[Records]

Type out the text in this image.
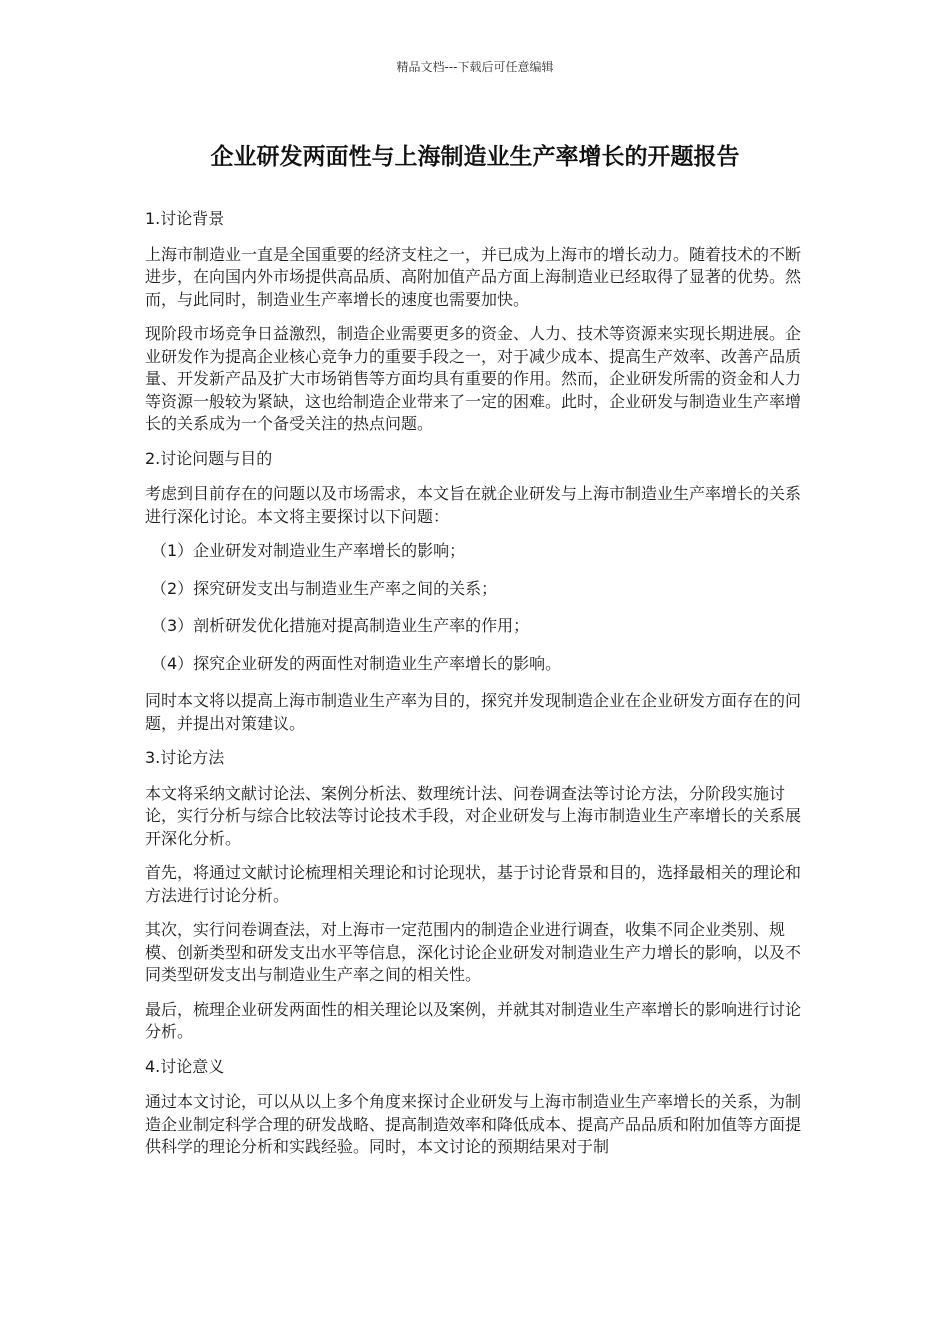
精品文档---下载后可任意编辑
企业研发两面性与上海制造业生产率增长的开题报告

1.讨论背景

上海市制造业一直是全国重要的经济支柱之一，并已成为上海市的增长动力。随着技术的不断进步，在向国内外市场提供高品质、高附加值产品方面上海制造业已经取得了显著的优势。然而，与此同时，制造业生产率增长的速度也需要加快。

现阶段市场竞争日益激烈，制造企业需要更多的资金、人力、技术等资源来实现长期进展。企业研发作为提高企业核心竞争力的重要手段之一，对于减少成本、提高生产效率、改善产品质量、开发新产品及扩大市场销售等方面均具有重要的作用。然而，企业研发所需的资金和人力等资源一般较为紧缺，这也给制造企业带来了一定的困难。此时，企业研发与制造业生产率增长的关系成为一个备受关注的热点问题。

2.讨论问题与目的

考虑到目前存在的问题以及市场需求，本文旨在就企业研发与上海市制造业生产率增长的关系进行深化讨论。本文将主要探讨以下问题：

（1）企业研发对制造业生产率增长的影响；

（2）探究研发支出与制造业生产率之间的关系；

（3）剖析研发优化措施对提高制造业生产率的作用；

（4）探究企业研发的两面性对制造业生产率增长的影响。

同时本文将以提高上海市制造业生产率为目的，探究并发现制造企业在企业研发方面存在的问题，并提出对策建议。

3.讨论方法

本文将采纳文献讨论法、案例分析法、数理统计法、问卷调查法等讨论方法，分阶段实施讨论，实行分析与综合比较法等讨论技术手段，对企业研发与上海市制造业生产率增长的关系展开深化分析。

首先，将通过文献讨论梳理相关理论和讨论现状，基于讨论背景和目的，选择最相关的理论和方法进行讨论分析。

其次，实行问卷调查法，对上海市一定范围内的制造企业进行调查，收集不同企业类别、规模、创新类型和研发支出水平等信息，深化讨论企业研发对制造业生产力增长的影响，以及不同类型研发支出与制造业生产率之间的相关性。

最后，梳理企业研发两面性的相关理论以及案例，并就其对制造业生产率增长的影响进行讨论分析。

4.讨论意义

通过本文讨论，可以从以上多个角度来探讨企业研发与上海市制造业生产率增长的关系，为制造企业制定科学合理的研发战略、提高制造效率和降低成本、提高产品品质和附加值等方面提供科学的理论分析和实践经验。同时，本文讨论的预期结果对于制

PROBLEM STATEMENT.
Repeat each entry precisely as it appears. Leave the pictures out.

EXERCISE ANSWER.
Type out the text in this image.
精品文档---下载后可任意编辑
企业研发两面性与上海制造业生产率增长的开题报告

1.讨论背景

上海市制造业一直是全国重要的经济支柱之一，并已成为上海市的增长动力。随着技术的不断进步，在向国内外市场提供高品质、高附加值产品方面上海制造业已经取得了显著的优势。然而，与此同时，制造业生产率增长的速度也需要加快。

现阶段市场竞争日益激烈，制造企业需要更多的资金、人力、技术等资源来实现长期进展。企业研发作为提高企业核心竞争力的重要手段之一，对于减少成本、提高生产效率、改善产品质量、开发新产品及扩大市场销售等方面均具有重要的作用。然而，企业研发所需的资金和人力等资源一般较为紧缺，这也给制造企业带来了一定的困难。此时，企业研发与制造业生产率增长的关系成为一个备受关注的热点问题。

2.讨论问题与目的

考虑到目前存在的问题以及市场需求，本文旨在就企业研发与上海市制造业生产率增长的关系进行深化讨论。本文将主要探讨以下问题：

（1）企业研发对制造业生产率增长的影响；

（2）探究研发支出与制造业生产率之间的关系；

（3）剖析研发优化措施对提高制造业生产率的作用；

（4）探究企业研发的两面性对制造业生产率增长的影响。

同时本文将以提高上海市制造业生产率为目的，探究并发现制造企业在企业研发方面存在的问题，并提出对策建议。

3.讨论方法

本文将采纳文献讨论法、案例分析法、数理统计法、问卷调查法等讨论方法，分阶段实施讨论，实行分析与综合比较法等讨论技术手段，对企业研发与上海市制造业生产率增长的关系展开深化分析。

首先，将通过文献讨论梳理相关理论和讨论现状，基于讨论背景和目的，选择最相关的理论和方法进行讨论分析。

其次，实行问卷调查法，对上海市一定范围内的制造企业进行调查，收集不同企业类别、规模、创新类型和研发支出水平等信息，深化讨论企业研发对制造业生产力增长的影响，以及不同类型研发支出与制造业生产率之间的相关性。

最后，梳理企业研发两面性的相关理论以及案例，并就其对制造业生产率增长的影响进行讨论分析。

4.讨论意义

通过本文讨论，可以从以上多个角度来探讨企业研发与上海市制造业生产率增长的关系，为制造企业制定科学合理的研发战略、提高制造效率和降低成本、提高产品品质和附加值等方面提供科学的理论分析和实践经验。同时，本文讨论的预期结果对于制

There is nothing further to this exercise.